淡出
他想回家,又不敢见父母。他到处旅游,名山大川,旅行社推荐哪里就去哪里。“经常看街边卖艺的残疾人,拉一把破二胡也有那样的快乐,我就挪不动步,看着他们掉眼泪……”
半年以来,他没碰过任何女人。“连梦都不做了。”他有点担心自己完不成母亲的心愿。“偷偷给男科医院打过电话咨询,说要好好休息,不能乱用药了。”
2008年春节,他的回家给父母带来大惊喜。“我说公司破产了,我回家歇歇。我爸说没事,多歇一阵子,我们养你。”
他离开了那个城市,来到南京,报了家职业学校组织的电脑培训。报名登记那天,他带上身份证,很熟练地签上全名。
他说那感觉太好。“有那么一刹那,走在街上,恨不得有警察过来查我的身份证。我可以举着证件告诉他,我是良民。”
其实他也有担心。那四年的经历像尾巴一样,割不掉,也藏不住。会不会哪天,这老底就突然让人给掀了?
他不愿多想。“有因就有果。再继续下去只会更坏,反正我也没资格奢望将来多好,抓住现在吧。”

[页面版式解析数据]
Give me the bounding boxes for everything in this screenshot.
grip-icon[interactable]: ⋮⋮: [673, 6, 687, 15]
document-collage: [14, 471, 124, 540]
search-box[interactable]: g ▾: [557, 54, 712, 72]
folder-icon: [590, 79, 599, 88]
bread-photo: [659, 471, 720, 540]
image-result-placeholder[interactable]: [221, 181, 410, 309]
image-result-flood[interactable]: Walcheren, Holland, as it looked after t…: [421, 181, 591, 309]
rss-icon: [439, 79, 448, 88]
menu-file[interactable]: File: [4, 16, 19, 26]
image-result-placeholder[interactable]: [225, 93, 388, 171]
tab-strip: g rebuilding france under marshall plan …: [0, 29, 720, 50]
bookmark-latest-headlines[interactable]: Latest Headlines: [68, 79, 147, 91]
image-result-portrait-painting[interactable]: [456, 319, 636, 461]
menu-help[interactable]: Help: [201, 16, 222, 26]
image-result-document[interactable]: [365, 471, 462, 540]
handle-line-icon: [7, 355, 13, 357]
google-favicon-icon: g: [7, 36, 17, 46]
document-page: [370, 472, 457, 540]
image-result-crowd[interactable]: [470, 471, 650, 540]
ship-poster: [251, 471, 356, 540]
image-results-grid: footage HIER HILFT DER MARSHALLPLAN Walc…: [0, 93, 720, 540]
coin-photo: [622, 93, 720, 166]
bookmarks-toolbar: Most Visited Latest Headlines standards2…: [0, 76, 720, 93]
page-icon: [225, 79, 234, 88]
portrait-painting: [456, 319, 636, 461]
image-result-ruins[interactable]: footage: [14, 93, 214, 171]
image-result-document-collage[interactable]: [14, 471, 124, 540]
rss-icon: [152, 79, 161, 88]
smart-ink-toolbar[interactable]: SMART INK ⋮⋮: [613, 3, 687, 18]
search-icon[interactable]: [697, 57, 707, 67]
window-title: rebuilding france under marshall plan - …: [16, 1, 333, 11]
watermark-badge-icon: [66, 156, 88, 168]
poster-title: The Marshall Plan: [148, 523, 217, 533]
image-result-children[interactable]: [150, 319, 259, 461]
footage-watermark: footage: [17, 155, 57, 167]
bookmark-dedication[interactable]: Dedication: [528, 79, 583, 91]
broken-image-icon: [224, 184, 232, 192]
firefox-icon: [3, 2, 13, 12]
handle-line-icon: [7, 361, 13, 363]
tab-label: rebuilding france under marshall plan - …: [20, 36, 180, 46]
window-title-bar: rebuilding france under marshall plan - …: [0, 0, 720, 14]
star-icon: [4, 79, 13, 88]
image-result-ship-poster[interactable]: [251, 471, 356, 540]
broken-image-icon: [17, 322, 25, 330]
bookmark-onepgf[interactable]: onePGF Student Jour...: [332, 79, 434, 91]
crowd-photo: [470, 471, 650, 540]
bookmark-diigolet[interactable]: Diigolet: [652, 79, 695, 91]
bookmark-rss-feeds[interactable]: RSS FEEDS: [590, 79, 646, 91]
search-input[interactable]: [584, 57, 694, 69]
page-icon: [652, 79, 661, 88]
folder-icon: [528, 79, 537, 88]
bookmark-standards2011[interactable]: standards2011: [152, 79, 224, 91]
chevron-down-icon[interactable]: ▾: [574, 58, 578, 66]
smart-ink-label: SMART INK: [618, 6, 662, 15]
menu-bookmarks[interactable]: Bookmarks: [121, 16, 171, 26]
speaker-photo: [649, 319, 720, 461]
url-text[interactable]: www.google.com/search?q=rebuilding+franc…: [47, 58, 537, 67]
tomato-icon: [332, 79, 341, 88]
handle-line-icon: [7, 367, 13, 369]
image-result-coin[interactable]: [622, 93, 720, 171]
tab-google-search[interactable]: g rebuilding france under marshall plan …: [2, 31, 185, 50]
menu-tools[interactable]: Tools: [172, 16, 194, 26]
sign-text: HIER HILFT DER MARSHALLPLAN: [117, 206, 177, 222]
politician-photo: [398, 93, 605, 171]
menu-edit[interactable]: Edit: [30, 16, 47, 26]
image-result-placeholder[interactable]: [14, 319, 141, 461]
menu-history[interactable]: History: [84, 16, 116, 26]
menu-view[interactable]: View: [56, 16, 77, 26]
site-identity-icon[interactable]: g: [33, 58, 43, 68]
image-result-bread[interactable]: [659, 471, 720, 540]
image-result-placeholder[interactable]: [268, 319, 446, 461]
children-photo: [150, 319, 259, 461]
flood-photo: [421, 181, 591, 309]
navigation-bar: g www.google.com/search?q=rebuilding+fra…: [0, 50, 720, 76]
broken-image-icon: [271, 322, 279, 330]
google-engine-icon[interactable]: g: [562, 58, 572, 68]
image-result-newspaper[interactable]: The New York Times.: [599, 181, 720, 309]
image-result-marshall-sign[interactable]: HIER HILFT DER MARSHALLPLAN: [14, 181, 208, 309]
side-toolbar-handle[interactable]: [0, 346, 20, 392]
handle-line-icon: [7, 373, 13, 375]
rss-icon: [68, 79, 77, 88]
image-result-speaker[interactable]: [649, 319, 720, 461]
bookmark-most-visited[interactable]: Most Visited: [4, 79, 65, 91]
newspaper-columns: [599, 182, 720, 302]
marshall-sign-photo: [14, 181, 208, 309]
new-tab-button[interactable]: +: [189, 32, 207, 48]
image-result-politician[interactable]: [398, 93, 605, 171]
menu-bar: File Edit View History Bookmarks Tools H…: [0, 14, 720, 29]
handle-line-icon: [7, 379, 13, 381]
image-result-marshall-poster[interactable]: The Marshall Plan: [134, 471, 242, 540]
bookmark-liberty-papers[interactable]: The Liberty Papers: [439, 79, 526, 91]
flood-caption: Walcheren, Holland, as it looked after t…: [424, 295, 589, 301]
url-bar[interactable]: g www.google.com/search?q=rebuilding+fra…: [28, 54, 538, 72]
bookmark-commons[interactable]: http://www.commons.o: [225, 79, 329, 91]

任务说明.
(A) 用两句话概括练习文本的内容。
(B) 根据练习文本，2008年春节他回家时，对父母说了什么理由？
(C) 练习文本中，他为什么决定“抓住现在”？请用一到两句话说明。

任务结果.
(A) 文中的他半年来四处旅游却不敢见父母，并担心自己完不成母亲的心愿。2008年春节他回家给父母带来惊喜，后来到南京报名参加电脑培训，虽然担心那四年的经历被人揭开，但决定抓住现在。

(B) 他说公司破产了，要回家歇歇。

(C) 他认为有因就有果，再继续下去只会更坏。而且他觉得自己没资格奢望将来多好，所以决定抓住现在。